> PROVIDED ENTRIES:
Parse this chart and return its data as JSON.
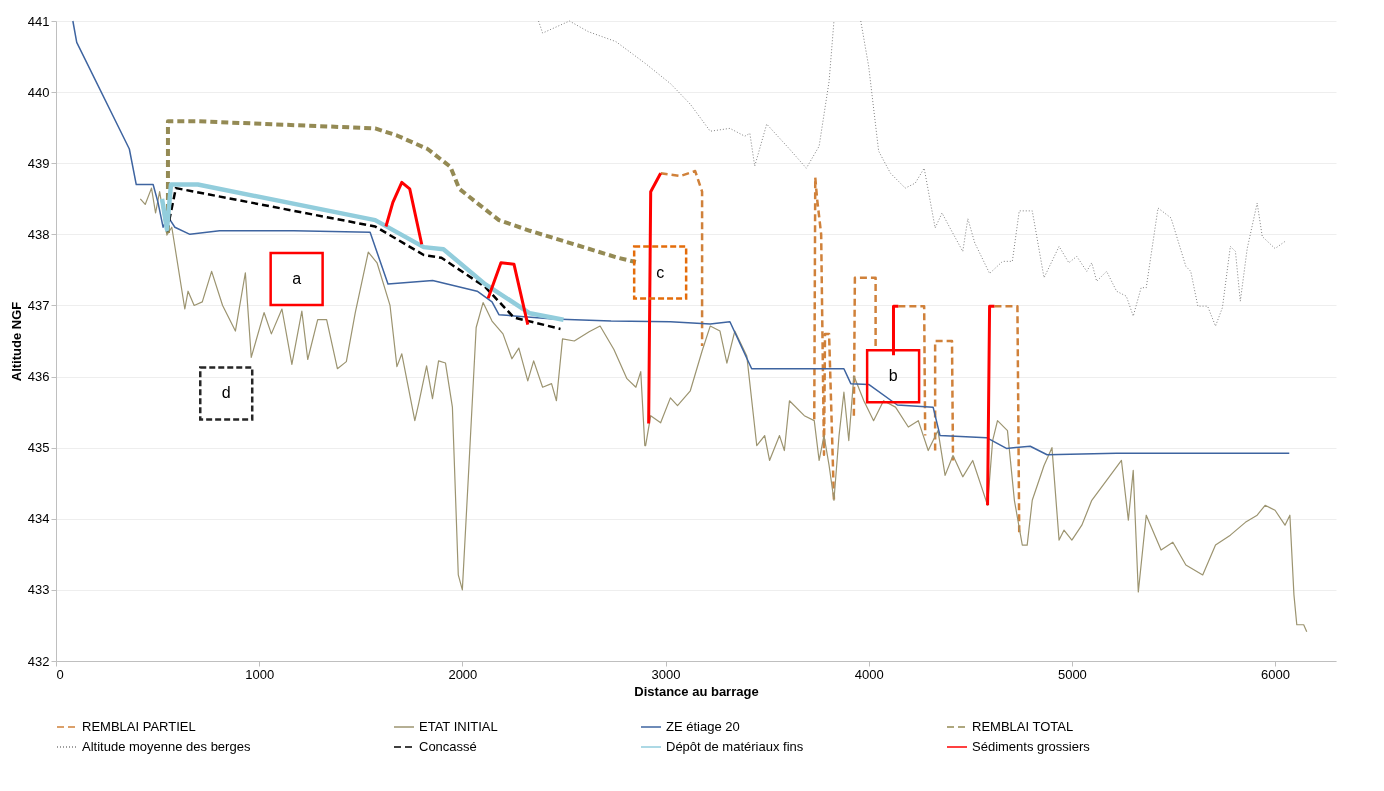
{
  "chart_data": {
    "type": "line",
    "xlabel": "Distance au barrage",
    "ylabel": "Altitude NGF",
    "xlim": [
      0,
      6300
    ],
    "xticks": [
      0,
      1000,
      2000,
      3000,
      4000,
      5000,
      6000
    ],
    "ylim": [
      432,
      441
    ],
    "yticks": [
      432,
      433,
      434,
      435,
      436,
      437,
      438,
      439,
      440,
      441
    ],
    "grid": "y",
    "legend": "bottom",
    "series": [
      {
        "name": "REMBLAI PARTIEL",
        "color": "#d0813a",
        "line_style": "dashed",
        "x": [
          2976,
          3073,
          3146,
          3180,
          3180,
          3181,
          3732,
          3737,
          3746,
          3766,
          3780,
          3785,
          3805,
          3829,
          3830,
          3927,
          3932,
          4034,
          4034,
          4035,
          4146,
          4273,
          4278,
          4279,
          4327,
          4327,
          4410,
          4415,
          4416,
          4619,
          4732,
          4741
        ],
        "values": [
          438.86,
          438.82,
          438.89,
          438.6,
          436.43,
          null,
          435.4,
          438.8,
          438.5,
          438.0,
          434.9,
          436.6,
          436.6,
          434.26,
          null,
          435.45,
          437.39,
          437.39,
          436.4,
          null,
          436.99,
          436.99,
          435.17,
          null,
          434.96,
          436.5,
          436.5,
          434.82,
          null,
          436.99,
          436.99,
          433.77
        ]
      },
      {
        "name": "ETAT INITIAL",
        "color": "#9c9470",
        "line_style": "solid",
        "x": [
          415,
          439,
          470,
          490,
          510,
          546,
          570,
          634,
          650,
          680,
          720,
          766,
          820,
          883,
          932,
          961,
          1024,
          1060,
          1112,
          1161,
          1210,
          1239,
          1288,
          1332,
          1385,
          1429,
          1473,
          1537,
          1580,
          1644,
          1678,
          1702,
          1766,
          1785,
          1824,
          1853,
          1883,
          1917,
          1951,
          1980,
          2000,
          2029,
          2068,
          2102,
          2146,
          2200,
          2244,
          2278,
          2322,
          2351,
          2395,
          2439,
          2463,
          2493,
          2551,
          2624,
          2678,
          2746,
          2810,
          2854,
          2878,
          2898,
          2902,
          2927,
          2976,
          3024,
          3059,
          3122,
          3180,
          3220,
          3268,
          3302,
          3341,
          3400,
          3449,
          3488,
          3512,
          3561,
          3585,
          3610,
          3683,
          3732,
          3756,
          3780,
          3805,
          3829,
          3854,
          3878,
          3902,
          3927,
          3976,
          4024,
          4073,
          4132,
          4195,
          4244,
          4293,
          4341,
          4376,
          4415,
          4463,
          4512,
          4561,
          4585,
          4610,
          4634,
          4683,
          4717,
          4756,
          4780,
          4805,
          4863,
          4902,
          4937,
          4961,
          5000,
          5049,
          5098,
          5171,
          5244,
          5278,
          5302,
          5327,
          5366,
          5439,
          5497,
          5561,
          5644,
          5707,
          5780,
          5854,
          5912,
          5951,
          6000,
          6049,
          6073,
          6093,
          6107,
          6141,
          6156
        ],
        "values": [
          438.5,
          438.42,
          438.65,
          438.3,
          438.6,
          437.99,
          438.1,
          436.95,
          437.2,
          437.0,
          437.05,
          437.48,
          437.0,
          436.64,
          437.46,
          436.27,
          436.9,
          436.6,
          436.95,
          436.17,
          436.92,
          436.24,
          436.8,
          436.8,
          436.11,
          436.21,
          436.9,
          437.75,
          437.6,
          437.0,
          436.14,
          436.32,
          435.38,
          435.62,
          436.15,
          435.69,
          436.22,
          436.19,
          435.57,
          433.21,
          433.0,
          434.56,
          436.69,
          437.04,
          436.78,
          436.6,
          436.25,
          436.4,
          435.94,
          436.22,
          435.85,
          435.9,
          435.66,
          436.53,
          436.5,
          436.63,
          436.71,
          436.38,
          435.97,
          435.85,
          436.07,
          435.03,
          435.03,
          435.45,
          435.35,
          435.7,
          435.59,
          435.8,
          436.36,
          436.71,
          436.64,
          436.19,
          436.64,
          436.29,
          435.03,
          435.17,
          434.82,
          435.17,
          434.96,
          435.66,
          435.45,
          435.38,
          434.82,
          435.17,
          434.75,
          434.26,
          435.17,
          435.78,
          435.1,
          436.01,
          435.66,
          435.38,
          435.66,
          435.57,
          435.29,
          435.38,
          434.96,
          435.24,
          434.61,
          434.89,
          434.59,
          434.82,
          434.4,
          434.19,
          435.1,
          435.38,
          435.24,
          434.26,
          433.63,
          433.63,
          434.26,
          434.75,
          435.0,
          433.7,
          433.84,
          433.7,
          433.91,
          434.26,
          434.54,
          434.82,
          433.98,
          434.68,
          432.97,
          434.05,
          433.56,
          433.67,
          433.35,
          433.21,
          433.63,
          433.77,
          433.95,
          434.05,
          434.19,
          434.12,
          433.91,
          434.05,
          432.93,
          432.51,
          432.51,
          432.41
        ]
      },
      {
        "name": "ZE étiage 20",
        "color": "#3e64a0",
        "line_style": "solid",
        "x": [
          83,
          102,
          361,
          395,
          478,
          502,
          527,
          551,
          585,
          659,
          805,
          1171,
          1546,
          1634,
          1854,
          2073,
          2146,
          2180,
          2449,
          2732,
          3024,
          3220,
          3317,
          3424,
          3659,
          3878,
          3912,
          4000,
          4141,
          4317,
          4351,
          4580,
          4678,
          4795,
          4878,
          5220,
          6070
        ],
        "values": [
          441,
          440.7,
          439.2,
          438.7,
          438.7,
          438.45,
          438.1,
          438.25,
          438.1,
          438.0,
          438.05,
          438.05,
          438.03,
          437.3,
          437.35,
          437.2,
          437.05,
          436.87,
          436.81,
          436.78,
          436.77,
          436.74,
          436.77,
          436.11,
          436.11,
          436.11,
          435.9,
          435.89,
          435.6,
          435.57,
          435.17,
          435.14,
          434.99,
          435.02,
          434.9,
          434.92,
          434.92
        ]
      },
      {
        "name": "REMBLAI TOTAL",
        "color": "#948a54",
        "line_style": "dashed",
        "x": [
          551,
          551,
          698,
          1571,
          1678,
          1829,
          1941,
          1985,
          2068,
          2180,
          2332,
          2551,
          2766,
          2854
        ],
        "values": [
          438.02,
          439.59,
          439.59,
          439.49,
          439.39,
          439.2,
          438.95,
          438.64,
          438.45,
          438.2,
          438.05,
          437.86,
          437.67,
          437.61
        ]
      },
      {
        "name": "Altitude moyenne des berges",
        "color": "#7f7f7f",
        "line_style": "dotted",
        "x": [
          2375,
          2395,
          2527,
          2620,
          2756,
          2902,
          3024,
          3122,
          3220,
          3317,
          3390,
          3415,
          3439,
          3498,
          3610,
          3693,
          3756,
          3805,
          3829,
          3900,
          3961,
          4000,
          4049,
          4107,
          4180,
          4229,
          4273,
          4327,
          4361,
          4400,
          4463,
          4488,
          4522,
          4595,
          4659,
          4707,
          4741,
          4805,
          4863,
          4937,
          4985,
          5024,
          5073,
          5098,
          5122,
          5171,
          5220,
          5268,
          5302,
          5341,
          5366,
          5424,
          5488,
          5561,
          5585,
          5620,
          5668,
          5707,
          5741,
          5780,
          5805,
          5829,
          5863,
          5912,
          5937,
          6000,
          6049
        ],
        "values": [
          441,
          440.83,
          441,
          440.85,
          440.71,
          440.4,
          440.12,
          439.83,
          439.45,
          439.49,
          439.38,
          439.42,
          438.96,
          439.55,
          439.2,
          438.93,
          439.24,
          440.15,
          441,
          null,
          441,
          440.36,
          439.17,
          438.86,
          438.65,
          438.72,
          438.93,
          438.09,
          438.3,
          438.09,
          437.76,
          438.22,
          437.88,
          437.45,
          437.62,
          437.62,
          438.33,
          438.33,
          437.39,
          437.83,
          437.6,
          437.69,
          437.48,
          437.6,
          437.34,
          437.48,
          437.2,
          437.13,
          436.85,
          437.25,
          437.25,
          438.37,
          438.23,
          437.55,
          437.48,
          436.99,
          436.99,
          436.71,
          436.97,
          437.83,
          437.76,
          437.06,
          437.8,
          438.44,
          437.97,
          437.8,
          437.9
        ]
      },
      {
        "name": "Concassé",
        "color": "#000000",
        "line_style": "dashed",
        "x": [
          546,
          590,
          1571,
          1810,
          1897,
          2112,
          2254,
          2483
        ],
        "values": [
          438.04,
          438.65,
          438.11,
          437.71,
          437.67,
          437.26,
          436.83,
          436.67
        ]
      },
      {
        "name": "Dépôt de matériaux fins",
        "color": "#92cddc",
        "line_style": "solid",
        "x": [
          522,
          546,
          566,
          698,
          1571,
          1810,
          1907,
          2112,
          2332,
          2498
        ],
        "values": [
          438.5,
          438.07,
          438.7,
          438.7,
          438.2,
          437.82,
          437.79,
          437.3,
          436.89,
          436.8
        ]
      },
      {
        "name": "Sédiments grossiers",
        "color": "#ff0000",
        "line_style": "solid",
        "x": [
          1624,
          1658,
          1702,
          1741,
          1800,
          1801,
          2127,
          2190,
          2254,
          2322,
          2323,
          2917,
          2927,
          2976,
          2977,
          4122,
          4122,
          4146,
          4147,
          4585,
          4595,
          4619
        ],
        "values": [
          438.11,
          438.45,
          438.73,
          438.64,
          437.86,
          null,
          437.1,
          437.6,
          437.58,
          436.73,
          null,
          435.34,
          438.6,
          438.86,
          null,
          436.3,
          436.99,
          436.99,
          null,
          434.19,
          436.99,
          436.99
        ]
      }
    ],
    "annotations": [
      "a",
      "b",
      "c",
      "d"
    ]
  }
}
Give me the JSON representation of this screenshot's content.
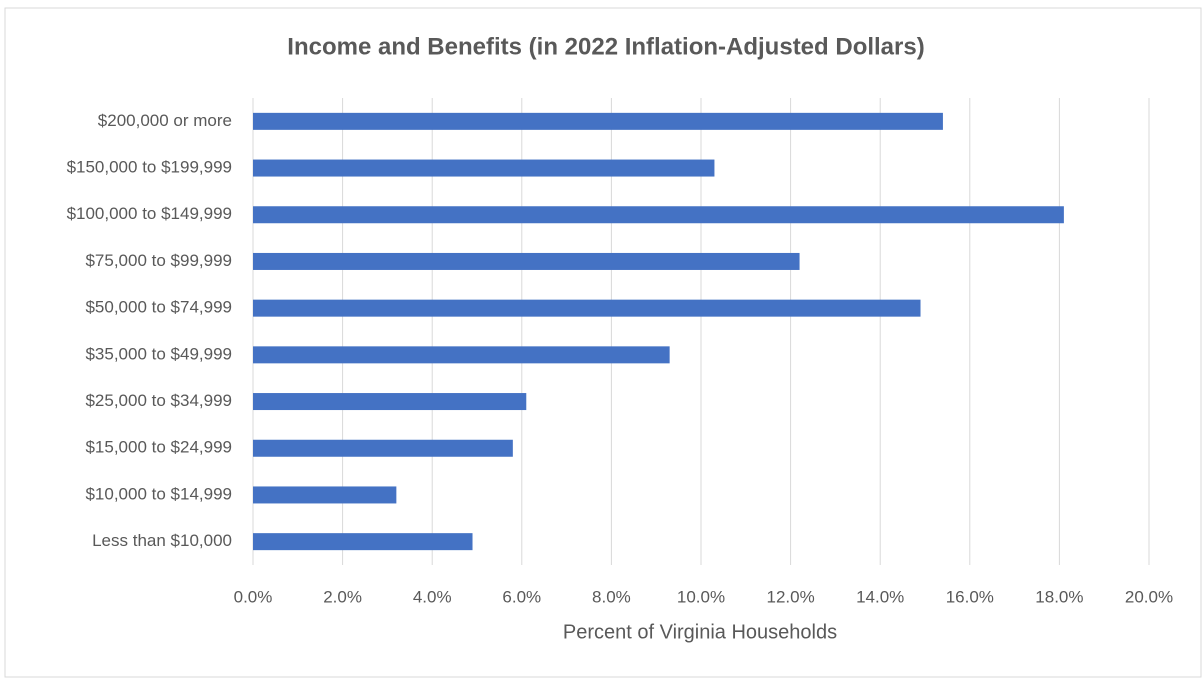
{
  "chart_data": {
    "type": "bar",
    "orientation": "horizontal",
    "title": "Income and Benefits (in 2022 Inflation-Adjusted Dollars)",
    "x_label": "Percent of Virginia Households",
    "categories": [
      "$200,000 or more",
      "$150,000 to $199,999",
      "$100,000 to $149,999",
      "$75,000 to $99,999",
      "$50,000 to $74,999",
      "$35,000 to $49,999",
      "$25,000 to $34,999",
      "$15,000 to $24,999",
      "$10,000 to $14,999",
      "Less than $10,000"
    ],
    "values": [
      15.4,
      10.3,
      18.1,
      12.2,
      14.9,
      9.3,
      6.1,
      5.8,
      3.2,
      4.9
    ],
    "color": "#4472c4",
    "xlim": [
      0,
      20
    ],
    "xticks": [
      {
        "value": 0,
        "label": "0.0%"
      },
      {
        "value": 2,
        "label": "2.0%"
      },
      {
        "value": 4,
        "label": "4.0%"
      },
      {
        "value": 6,
        "label": "6.0%"
      },
      {
        "value": 8,
        "label": "8.0%"
      },
      {
        "value": 10,
        "label": "10.0%"
      },
      {
        "value": 12,
        "label": "12.0%"
      },
      {
        "value": 14,
        "label": "14.0%"
      },
      {
        "value": 16,
        "label": "16.0%"
      },
      {
        "value": 18,
        "label": "18.0%"
      },
      {
        "value": 20,
        "label": "20.0%"
      }
    ],
    "grid": true
  }
}
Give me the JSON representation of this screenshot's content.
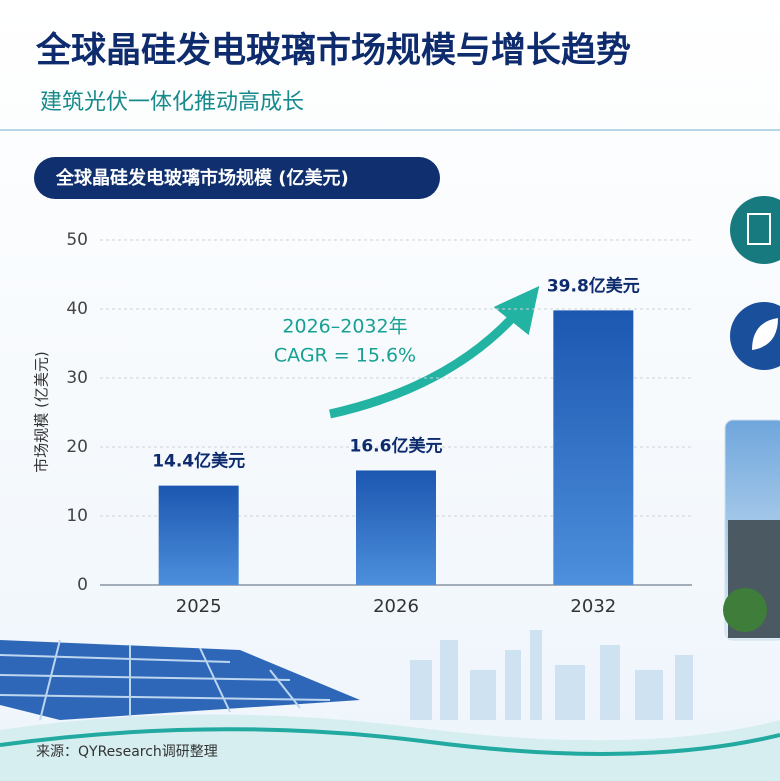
{
  "chart_data": {
    "type": "bar",
    "title": "全球晶硅发电玻璃市场规模与增长趋势",
    "subtitle": "建筑光伏一体化推动高成长",
    "chart_title": "全球晶硅发电玻璃市场规模 (亿美元)",
    "y_label": "市场规模 (亿美元)",
    "categories": [
      "2025",
      "2026",
      "2032"
    ],
    "values": [
      14.4,
      16.6,
      39.8
    ],
    "value_labels": [
      "14.4亿美元",
      "16.6亿美元",
      "39.8亿美元"
    ],
    "color": "#2a6cc4",
    "ylim": [
      0,
      50
    ],
    "yticks": [
      0,
      10,
      20,
      30,
      40,
      50
    ],
    "grid": true,
    "annotations": [
      "2026–2032年",
      "CAGR = 15.6%"
    ],
    "source": "来源：QYResearch调研整理"
  }
}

> WHAT THIS TASK INVOLVES:
Copy each line containing the word "Altitude" from the data.

> EXERCISE ANSWER:
    "ylabel": "Altitude NGF",
        "name": "Altitude moyenne des berges",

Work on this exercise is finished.